◆ **Given instruction**: Copy everything from the line containing "legend-label: Czech inflation" down to the line containing "y-axis-label: Percent bbox=[1153, 314, 1189, 424]", changing "Percent" to "Percentage" and leaving the rest as it is.

── Records provided ──

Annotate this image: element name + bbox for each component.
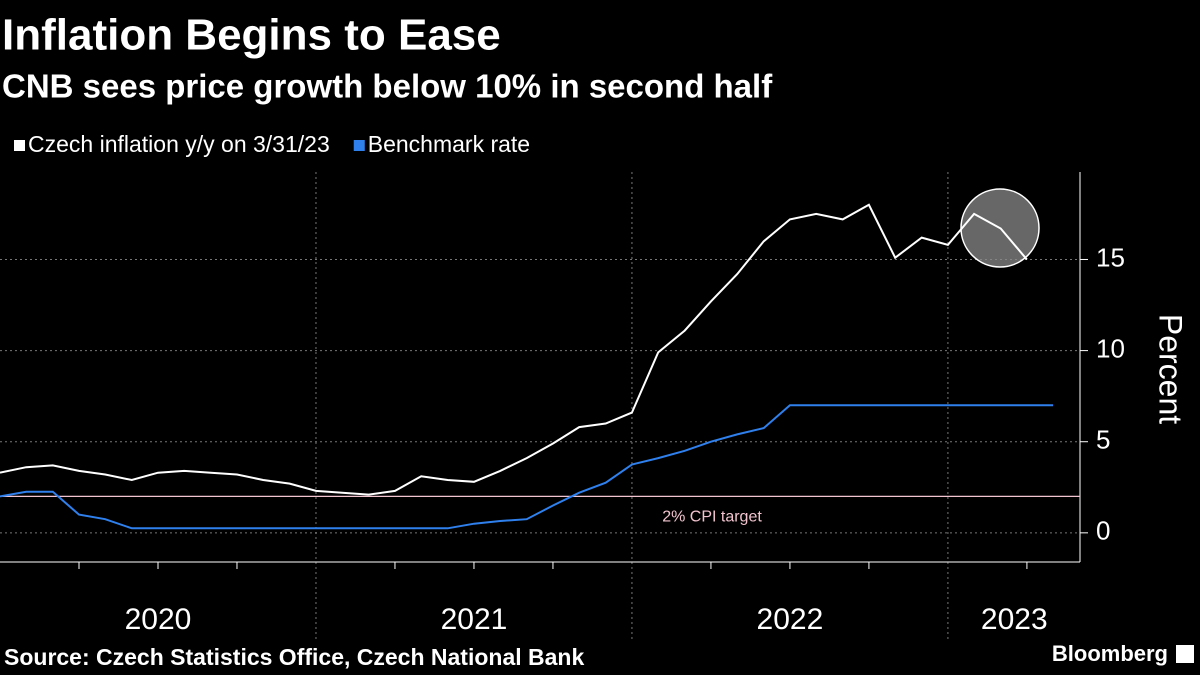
legend-label: Czech inflation y/y on 3/31/23 bbox=[28, 131, 330, 157]
reference-label: 2% CPI target bbox=[662, 509, 762, 526]
x-tick-label: 2022 bbox=[757, 603, 824, 636]
chart-title: Inflation Begins to Ease bbox=[2, 11, 501, 60]
legend: Czech inflation y/y on 3/31/23 Benchmark … bbox=[14, 131, 530, 157]
brand: Bloomberg bbox=[1052, 641, 1168, 666]
y-axis-label: Percent bbox=[1153, 314, 1189, 424]
y-tick-label: 10 bbox=[1096, 333, 1125, 363]
legend-swatch bbox=[353, 140, 365, 151]
series-line bbox=[0, 203, 1028, 496]
series-line bbox=[0, 404, 1054, 530]
y-tick-label: 0 bbox=[1096, 516, 1110, 546]
chart-subtitle: CNB sees price growth below 10% in secon… bbox=[2, 68, 773, 105]
legend-label: Benchmark rate bbox=[368, 131, 530, 157]
x-tick-label: 2020 bbox=[125, 603, 192, 636]
x-tick-label: 2023 bbox=[981, 603, 1048, 636]
legend-swatch bbox=[14, 140, 25, 151]
brand-icon bbox=[1176, 645, 1194, 663]
source: Source: Czech Statistics Office, Czech N… bbox=[4, 644, 584, 670]
x-tick-label: 2021 bbox=[441, 603, 508, 636]
y-tick-label: 15 bbox=[1096, 242, 1125, 272]
y-tick-label: 5 bbox=[1096, 425, 1110, 455]
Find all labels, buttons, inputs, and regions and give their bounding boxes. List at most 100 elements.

───

◆ **Exercise answer**:
legend-label: Czech inflation y/y on 3/31/23 bbox=[28, 131, 330, 157]
reference-label: 2% CPI target bbox=[662, 509, 762, 526]
x-tick-label: 2022 bbox=[757, 603, 824, 636]
chart-title: Inflation Begins to Ease bbox=[2, 11, 501, 60]
legend: Czech inflation y/y on 3/31/23 Benchmark … bbox=[14, 131, 530, 157]
brand: Bloomberg bbox=[1052, 641, 1168, 666]
y-axis-label: Percentage bbox=[1153, 314, 1189, 424]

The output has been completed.